Dataset records
-- BEGIN --
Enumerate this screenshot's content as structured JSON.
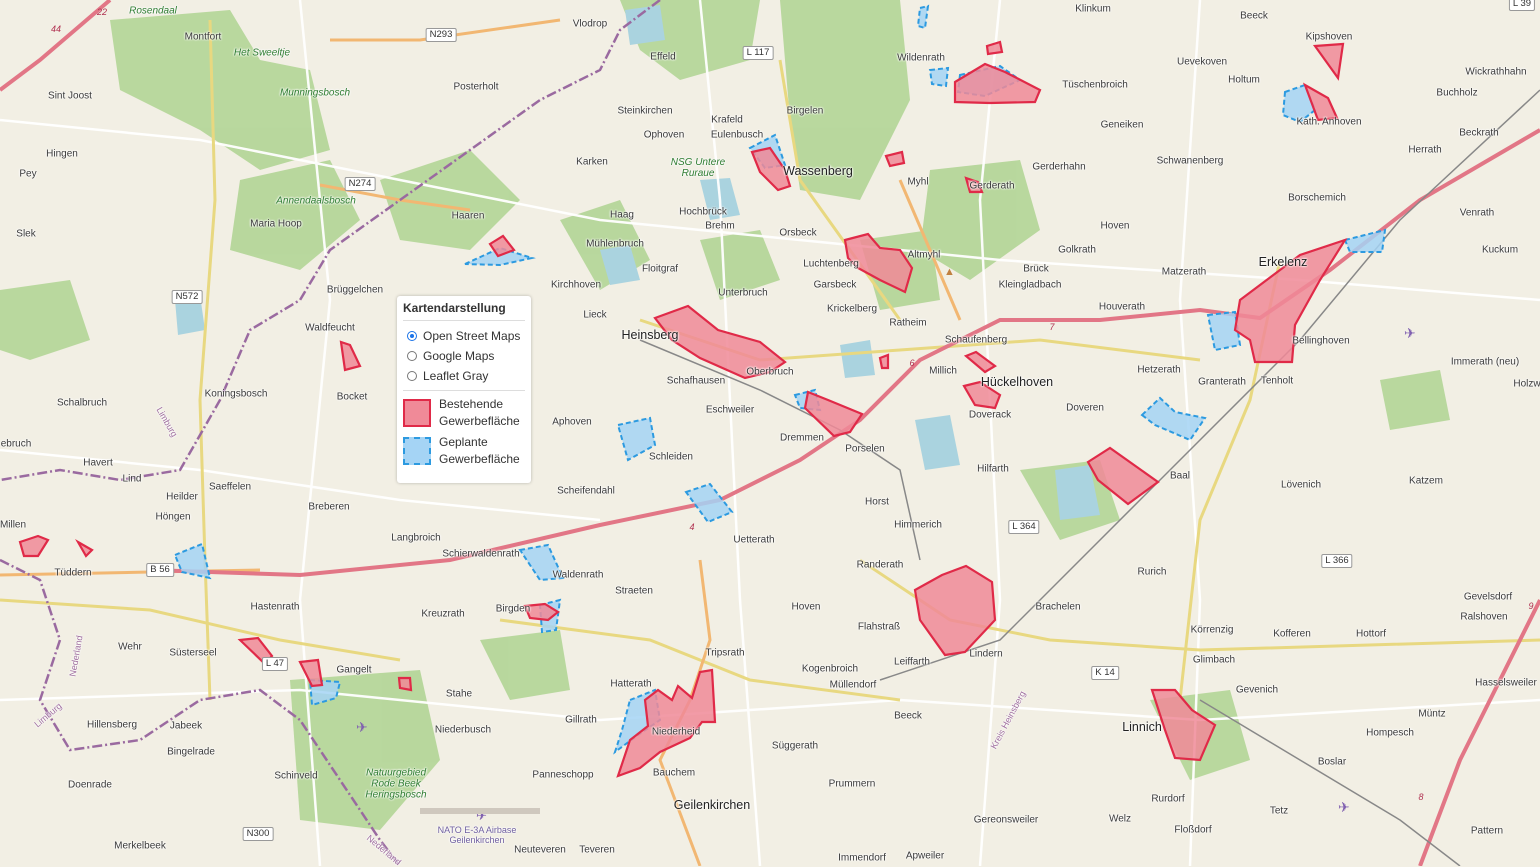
{
  "legend": {
    "title": "Kartendarstellung",
    "options": [
      {
        "label": "Open Street Maps",
        "checked": true
      },
      {
        "label": "Google Maps",
        "checked": false
      },
      {
        "label": "Leaflet Gray",
        "checked": false
      }
    ],
    "items": [
      {
        "line1": "Bestehende",
        "line2": "Gewerbefläche"
      },
      {
        "line1": "Geplante",
        "line2": "Gewerbefläche"
      }
    ]
  },
  "colors": {
    "existing_fill": "#f08a98",
    "existing_stroke": "#e02a48",
    "planned_fill": "#a5d4f5",
    "planned_stroke": "#2c9ae0",
    "map_background": "#f2efe4",
    "forest": "#b5d69a",
    "water": "#aad3df"
  },
  "towns": {
    "heinsberg": "Heinsberg",
    "huckelhoven": "Hückelhoven",
    "erkelenz": "Erkelenz",
    "geilenkirchen": "Geilenkirchen",
    "wassenberg": "Wassenberg",
    "linnich": "Linnich"
  },
  "places": {
    "rosendaal": "Rosendaal",
    "montfort": "Montfort",
    "het_sweeltje": "Het Sweeltje",
    "munningsbosch": "Munningsbosch",
    "sint_joost": "Sint Joost",
    "posterholt": "Posterholt",
    "vlodrop": "Vlodrop",
    "effeld": "Effeld",
    "wildenrath": "Wildenrath",
    "klinkum": "Klinkum",
    "beeck_n": "Beeck",
    "kipshoven": "Kipshoven",
    "uevekoven": "Uevekoven",
    "holtum": "Holtum",
    "wickrathhahn": "Wickrathhahn",
    "tuschenbroich": "Tüschenbroich",
    "buchholz": "Buchholz",
    "geneiken": "Geneiken",
    "kath_anhoven": "Kath. Anhoven",
    "beckrath": "Beckrath",
    "hingen": "Hingen",
    "pey": "Pey",
    "steinkirchen": "Steinkirchen",
    "birgelen": "Birgelen",
    "krafeld": "Krafeld",
    "eulenbusch": "Eulenbusch",
    "ophoven": "Ophoven",
    "karken": "Karken",
    "nsg": "NSG Untere Ruraue",
    "myhl": "Myhl",
    "gerderhahn": "Gerderhahn",
    "schwanenberg": "Schwanenberg",
    "herrath": "Herrath",
    "gerderath": "Gerderath",
    "annendaalsbosch": "Annendaalsbosch",
    "maria_hoop": "Maria Hoop",
    "slek": "Slek",
    "haaren": "Haaren",
    "haag": "Haag",
    "hochbruck": "Hochbrück",
    "brehm": "Brehm",
    "orsbeck": "Orsbeck",
    "borschemich": "Borschemich",
    "venrath": "Venrath",
    "muhlenbruch": "Mühlenbruch",
    "golkrath": "Golkrath",
    "hoven_n": "Hoven",
    "kuckum": "Kuckum",
    "altmyhl": "Altmyhl",
    "luchtenberg": "Luchtenberg",
    "floitgraf": "Floitgraf",
    "kirchhoven": "Kirchhoven",
    "bruck": "Brück",
    "matzerath": "Matzerath",
    "bruggelchen": "Brüggelchen",
    "garsbeck": "Garsbeck",
    "kleingladbach": "Kleingladbach",
    "unterbruch": "Unterbruch",
    "houverath": "Houverath",
    "lieck": "Lieck",
    "krickelberg": "Krickelberg",
    "ratheim": "Ratheim",
    "waldfeucht": "Waldfeucht",
    "schaufenberg": "Schaufenberg",
    "bellinghoven": "Bellinghoven",
    "immerath": "Immerath (neu)",
    "schafhausen": "Schafhausen",
    "oberbruch": "Oberbruch",
    "millich": "Millich",
    "hetzerath": "Hetzerath",
    "granterath": "Granterath",
    "tenholt": "Tenholt",
    "schalbruch": "Schalbruch",
    "koningsbosch": "Koningsbosch",
    "bocket": "Bocket",
    "aphoven": "Aphoven",
    "eschweiler": "Eschweiler",
    "doveren": "Doveren",
    "doverack": "Doverack",
    "holzw": "Holzw",
    "dremmen": "Dremmen",
    "porselen": "Porselen",
    "ebruch": "ebruch",
    "havert": "Havert",
    "schleiden": "Schleiden",
    "hilfarth": "Hilfarth",
    "baal": "Baal",
    "lind": "Lind",
    "heilder": "Heilder",
    "saeffelen": "Saeffelen",
    "lovenich": "Lövenich",
    "katzem": "Katzem",
    "hongen": "Höngen",
    "scheifendahl": "Scheifendahl",
    "horst": "Horst",
    "breberen": "Breberen",
    "millen": "Millen",
    "himmerich": "Himmerich",
    "langbroich": "Langbroich",
    "uetterath": "Uetterath",
    "tuddern": "Tüddern",
    "schierwaldenrath": "Schierwaldenrath",
    "randerath": "Randerath",
    "waldenrath": "Waldenrath",
    "rurich": "Rurich",
    "straeten": "Straeten",
    "gevelsdorf": "Gevelsdorf",
    "hastenrath": "Hastenrath",
    "birgden": "Birgden",
    "hoven_s": "Hoven",
    "brachelen": "Brachelen",
    "kreuzrath": "Kreuzrath",
    "ralshoven": "Ralshoven",
    "korrenzig": "Körrenzig",
    "kofferen": "Kofferen",
    "hottorf": "Hottorf",
    "flahstrass": "Flahstraß",
    "wehr": "Wehr",
    "susterseel": "Süsterseel",
    "tripsrath": "Tripsrath",
    "gangelt": "Gangelt",
    "leiffarth": "Leiffarth",
    "lindern": "Lindern",
    "glimbach": "Glimbach",
    "kogenbroich": "Kogenbroich",
    "hatterath": "Hatterath",
    "gevenich": "Gevenich",
    "hasselsweiler": "Hasselsweiler",
    "stahe": "Stahe",
    "mullendorf": "Müllendorf",
    "hillensberg": "Hillensberg",
    "jabeek": "Jabeek",
    "gillrath": "Gillrath",
    "beeck_s": "Beeck",
    "muntz": "Müntz",
    "niederbusch": "Niederbusch",
    "niederheid": "Niederheid",
    "hompesch": "Hompesch",
    "suggerath": "Süggerath",
    "boslar": "Boslar",
    "bingelrade": "Bingelrade",
    "schinveld": "Schinveld",
    "bauchem": "Bauchem",
    "panneschopp": "Panneschopp",
    "natuurgebied": "Natuurgebied Rode Beek Heringsbosch",
    "doenrade": "Doenrade",
    "prummern": "Prummern",
    "rurdorf": "Rurdorf",
    "tetz": "Tetz",
    "nato": "NATO E-3A Airbase Geilenkirchen",
    "welz": "Welz",
    "flossdorf": "Floßdorf",
    "gereonsweiler": "Gereonsweiler",
    "pattern": "Pattern",
    "merkelbeek": "Merkelbeek",
    "neuteveren": "Neuteveren",
    "teveren": "Teveren",
    "immendorf": "Immendorf",
    "apweiler": "Apweiler",
    "kreis_heinsberg": "Kreis Heinsberg",
    "limburg_w": "Limburg",
    "nederland_w": "Nederland",
    "limburg_s": "Limburg",
    "nederland_s": "Nederland"
  },
  "roads": {
    "n293": "N293",
    "l117": "L 117",
    "n274": "N274",
    "n572": "N572",
    "l364": "L 364",
    "l366": "L 366",
    "b56": "B 56",
    "l47": "L 47",
    "k14": "K 14",
    "n300": "N300",
    "l39": "L 39",
    "a44": "44",
    "r22": "22",
    "r7": "7",
    "r6": "6",
    "r4": "4",
    "r9": "9",
    "r8": "8"
  }
}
-- END --
* **CHALLENGE**
Every line of the data should be copied as it stands, without the images.

* **RESPONSE**
Enumerate this screenshot's content as structured JSON.
{
  "legend": {
    "title": "Kartendarstellung",
    "options": [
      {
        "label": "Open Street Maps",
        "checked": true
      },
      {
        "label": "Google Maps",
        "checked": false
      },
      {
        "label": "Leaflet Gray",
        "checked": false
      }
    ],
    "items": [
      {
        "line1": "Bestehende",
        "line2": "Gewerbefläche"
      },
      {
        "line1": "Geplante",
        "line2": "Gewerbefläche"
      }
    ]
  },
  "colors": {
    "existing_fill": "#f08a98",
    "existing_stroke": "#e02a48",
    "planned_fill": "#a5d4f5",
    "planned_stroke": "#2c9ae0",
    "map_background": "#f2efe4",
    "forest": "#b5d69a",
    "water": "#aad3df"
  },
  "towns": {
    "heinsberg": "Heinsberg",
    "huckelhoven": "Hückelhoven",
    "erkelenz": "Erkelenz",
    "geilenkirchen": "Geilenkirchen",
    "wassenberg": "Wassenberg",
    "linnich": "Linnich"
  },
  "places": {
    "rosendaal": "Rosendaal",
    "montfort": "Montfort",
    "het_sweeltje": "Het Sweeltje",
    "munningsbosch": "Munningsbosch",
    "sint_joost": "Sint Joost",
    "posterholt": "Posterholt",
    "vlodrop": "Vlodrop",
    "effeld": "Effeld",
    "wildenrath": "Wildenrath",
    "klinkum": "Klinkum",
    "beeck_n": "Beeck",
    "kipshoven": "Kipshoven",
    "uevekoven": "Uevekoven",
    "holtum": "Holtum",
    "wickrathhahn": "Wickrathhahn",
    "tuschenbroich": "Tüschenbroich",
    "buchholz": "Buchholz",
    "geneiken": "Geneiken",
    "kath_anhoven": "Kath. Anhoven",
    "beckrath": "Beckrath",
    "hingen": "Hingen",
    "pey": "Pey",
    "steinkirchen": "Steinkirchen",
    "birgelen": "Birgelen",
    "krafeld": "Krafeld",
    "eulenbusch": "Eulenbusch",
    "ophoven": "Ophoven",
    "karken": "Karken",
    "nsg": "NSG Untere Ruraue",
    "myhl": "Myhl",
    "gerderhahn": "Gerderhahn",
    "schwanenberg": "Schwanenberg",
    "herrath": "Herrath",
    "gerderath": "Gerderath",
    "annendaalsbosch": "Annendaalsbosch",
    "maria_hoop": "Maria Hoop",
    "slek": "Slek",
    "haaren": "Haaren",
    "haag": "Haag",
    "hochbruck": "Hochbrück",
    "brehm": "Brehm",
    "orsbeck": "Orsbeck",
    "borschemich": "Borschemich",
    "venrath": "Venrath",
    "muhlenbruch": "Mühlenbruch",
    "golkrath": "Golkrath",
    "hoven_n": "Hoven",
    "kuckum": "Kuckum",
    "altmyhl": "Altmyhl",
    "luchtenberg": "Luchtenberg",
    "floitgraf": "Floitgraf",
    "kirchhoven": "Kirchhoven",
    "bruck": "Brück",
    "matzerath": "Matzerath",
    "bruggelchen": "Brüggelchen",
    "garsbeck": "Garsbeck",
    "kleingladbach": "Kleingladbach",
    "unterbruch": "Unterbruch",
    "houverath": "Houverath",
    "lieck": "Lieck",
    "krickelberg": "Krickelberg",
    "ratheim": "Ratheim",
    "waldfeucht": "Waldfeucht",
    "schaufenberg": "Schaufenberg",
    "bellinghoven": "Bellinghoven",
    "immerath": "Immerath (neu)",
    "schafhausen": "Schafhausen",
    "oberbruch": "Oberbruch",
    "millich": "Millich",
    "hetzerath": "Hetzerath",
    "granterath": "Granterath",
    "tenholt": "Tenholt",
    "schalbruch": "Schalbruch",
    "koningsbosch": "Koningsbosch",
    "bocket": "Bocket",
    "aphoven": "Aphoven",
    "eschweiler": "Eschweiler",
    "doveren": "Doveren",
    "doverack": "Doverack",
    "holzw": "Holzw",
    "dremmen": "Dremmen",
    "porselen": "Porselen",
    "ebruch": "ebruch",
    "havert": "Havert",
    "schleiden": "Schleiden",
    "hilfarth": "Hilfarth",
    "baal": "Baal",
    "lind": "Lind",
    "heilder": "Heilder",
    "saeffelen": "Saeffelen",
    "lovenich": "Lövenich",
    "katzem": "Katzem",
    "hongen": "Höngen",
    "scheifendahl": "Scheifendahl",
    "horst": "Horst",
    "breberen": "Breberen",
    "millen": "Millen",
    "himmerich": "Himmerich",
    "langbroich": "Langbroich",
    "uetterath": "Uetterath",
    "tuddern": "Tüddern",
    "schierwaldenrath": "Schierwaldenrath",
    "randerath": "Randerath",
    "waldenrath": "Waldenrath",
    "rurich": "Rurich",
    "straeten": "Straeten",
    "gevelsdorf": "Gevelsdorf",
    "hastenrath": "Hastenrath",
    "birgden": "Birgden",
    "hoven_s": "Hoven",
    "brachelen": "Brachelen",
    "kreuzrath": "Kreuzrath",
    "ralshoven": "Ralshoven",
    "korrenzig": "Körrenzig",
    "kofferen": "Kofferen",
    "hottorf": "Hottorf",
    "flahstrass": "Flahstraß",
    "wehr": "Wehr",
    "susterseel": "Süsterseel",
    "tripsrath": "Tripsrath",
    "gangelt": "Gangelt",
    "leiffarth": "Leiffarth",
    "lindern": "Lindern",
    "glimbach": "Glimbach",
    "kogenbroich": "Kogenbroich",
    "hatterath": "Hatterath",
    "gevenich": "Gevenich",
    "hasselsweiler": "Hasselsweiler",
    "stahe": "Stahe",
    "mullendorf": "Müllendorf",
    "hillensberg": "Hillensberg",
    "jabeek": "Jabeek",
    "gillrath": "Gillrath",
    "beeck_s": "Beeck",
    "muntz": "Müntz",
    "niederbusch": "Niederbusch",
    "niederheid": "Niederheid",
    "hompesch": "Hompesch",
    "suggerath": "Süggerath",
    "boslar": "Boslar",
    "bingelrade": "Bingelrade",
    "schinveld": "Schinveld",
    "bauchem": "Bauchem",
    "panneschopp": "Panneschopp",
    "natuurgebied": "Natuurgebied Rode Beek Heringsbosch",
    "doenrade": "Doenrade",
    "prummern": "Prummern",
    "rurdorf": "Rurdorf",
    "tetz": "Tetz",
    "nato": "NATO E-3A Airbase Geilenkirchen",
    "welz": "Welz",
    "flossdorf": "Floßdorf",
    "gereonsweiler": "Gereonsweiler",
    "pattern": "Pattern",
    "merkelbeek": "Merkelbeek",
    "neuteveren": "Neuteveren",
    "teveren": "Teveren",
    "immendorf": "Immendorf",
    "apweiler": "Apweiler",
    "kreis_heinsberg": "Kreis Heinsberg",
    "limburg_w": "Limburg",
    "nederland_w": "Nederland",
    "limburg_s": "Limburg",
    "nederland_s": "Nederland"
  },
  "roads": {
    "n293": "N293",
    "l117": "L 117",
    "n274": "N274",
    "n572": "N572",
    "l364": "L 364",
    "l366": "L 366",
    "b56": "B 56",
    "l47": "L 47",
    "k14": "K 14",
    "n300": "N300",
    "l39": "L 39",
    "a44": "44",
    "r22": "22",
    "r7": "7",
    "r6": "6",
    "r4": "4",
    "r9": "9",
    "r8": "8"
  }
}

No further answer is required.